[begin Material supplied]

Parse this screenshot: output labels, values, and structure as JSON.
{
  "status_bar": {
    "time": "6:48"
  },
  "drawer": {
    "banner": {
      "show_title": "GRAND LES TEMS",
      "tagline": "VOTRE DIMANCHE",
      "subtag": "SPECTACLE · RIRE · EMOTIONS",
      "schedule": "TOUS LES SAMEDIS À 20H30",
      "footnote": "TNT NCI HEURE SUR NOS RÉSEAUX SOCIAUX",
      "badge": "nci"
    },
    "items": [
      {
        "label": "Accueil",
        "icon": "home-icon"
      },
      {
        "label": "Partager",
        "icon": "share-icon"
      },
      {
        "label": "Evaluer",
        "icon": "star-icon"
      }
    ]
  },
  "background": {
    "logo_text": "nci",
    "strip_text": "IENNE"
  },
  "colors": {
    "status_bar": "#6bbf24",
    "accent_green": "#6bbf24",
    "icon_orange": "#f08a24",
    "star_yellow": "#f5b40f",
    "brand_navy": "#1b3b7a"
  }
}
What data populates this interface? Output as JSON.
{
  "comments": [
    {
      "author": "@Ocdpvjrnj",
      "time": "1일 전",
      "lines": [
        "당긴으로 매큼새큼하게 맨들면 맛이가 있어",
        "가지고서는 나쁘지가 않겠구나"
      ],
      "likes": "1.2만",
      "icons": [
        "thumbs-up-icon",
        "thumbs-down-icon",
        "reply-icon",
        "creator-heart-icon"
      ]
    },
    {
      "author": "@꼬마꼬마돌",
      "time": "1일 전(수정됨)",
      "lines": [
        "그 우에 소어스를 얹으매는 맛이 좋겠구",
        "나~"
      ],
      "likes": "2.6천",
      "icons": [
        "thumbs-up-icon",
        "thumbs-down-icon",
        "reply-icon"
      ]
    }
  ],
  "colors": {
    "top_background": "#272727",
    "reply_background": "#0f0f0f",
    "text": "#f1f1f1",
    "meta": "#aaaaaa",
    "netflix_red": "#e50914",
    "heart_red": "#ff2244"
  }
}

[end Material supplied]

Give every line of the material again, exactly as it reads.

Parse this screenshot: output labels, values, and structure as JSON.
{
  "status_bar": {
    "time": "6:48"
  },
  "drawer": {
    "banner": {
      "show_title": "GRAND LES TEMS",
      "tagline": "VOTRE DIMANCHE",
      "subtag": "SPECTACLE · RIRE · EMOTIONS",
      "schedule": "TOUS LES SAMEDIS À 20H30",
      "footnote": "TNT NCI HEURE SUR NOS RÉSEAUX SOCIAUX",
      "badge": "nci"
    },
    "items": [
      {
        "label": "Accueil",
        "icon": "home-icon"
      },
      {
        "label": "Partager",
        "icon": "share-icon"
      },
      {
        "label": "Evaluer",
        "icon": "star-icon"
      }
    ]
  },
  "background": {
    "logo_text": "nci",
    "strip_text": "IENNE"
  },
  "colors": {
    "status_bar": "#6bbf24",
    "accent_green": "#6bbf24",
    "icon_orange": "#f08a24",
    "star_yellow": "#f5b40f",
    "brand_navy": "#1b3b7a"
  }
}
What data populates this interface? Output as JSON.
{
  "comments": [
    {
      "author": "@Ocdpvjrnj",
      "time": "1일 전",
      "lines": [
        "당긴으로 매큼새큼하게 맨들면 맛이가 있어",
        "가지고서는 나쁘지가 않겠구나"
      ],
      "likes": "1.2만",
      "icons": [
        "thumbs-up-icon",
        "thumbs-down-icon",
        "reply-icon",
        "creator-heart-icon"
      ]
    },
    {
      "author": "@꼬마꼬마돌",
      "time": "1일 전(수정됨)",
      "lines": [
        "그 우에 소어스를 얹으매는 맛이 좋겠구",
        "나~"
      ],
      "likes": "2.6천",
      "icons": [
        "thumbs-up-icon",
        "thumbs-down-icon",
        "reply-icon"
      ]
    }
  ],
  "colors": {
    "top_background": "#272727",
    "reply_background": "#0f0f0f",
    "text": "#f1f1f1",
    "meta": "#aaaaaa",
    "netflix_red": "#e50914",
    "heart_red": "#ff2244"
  }
}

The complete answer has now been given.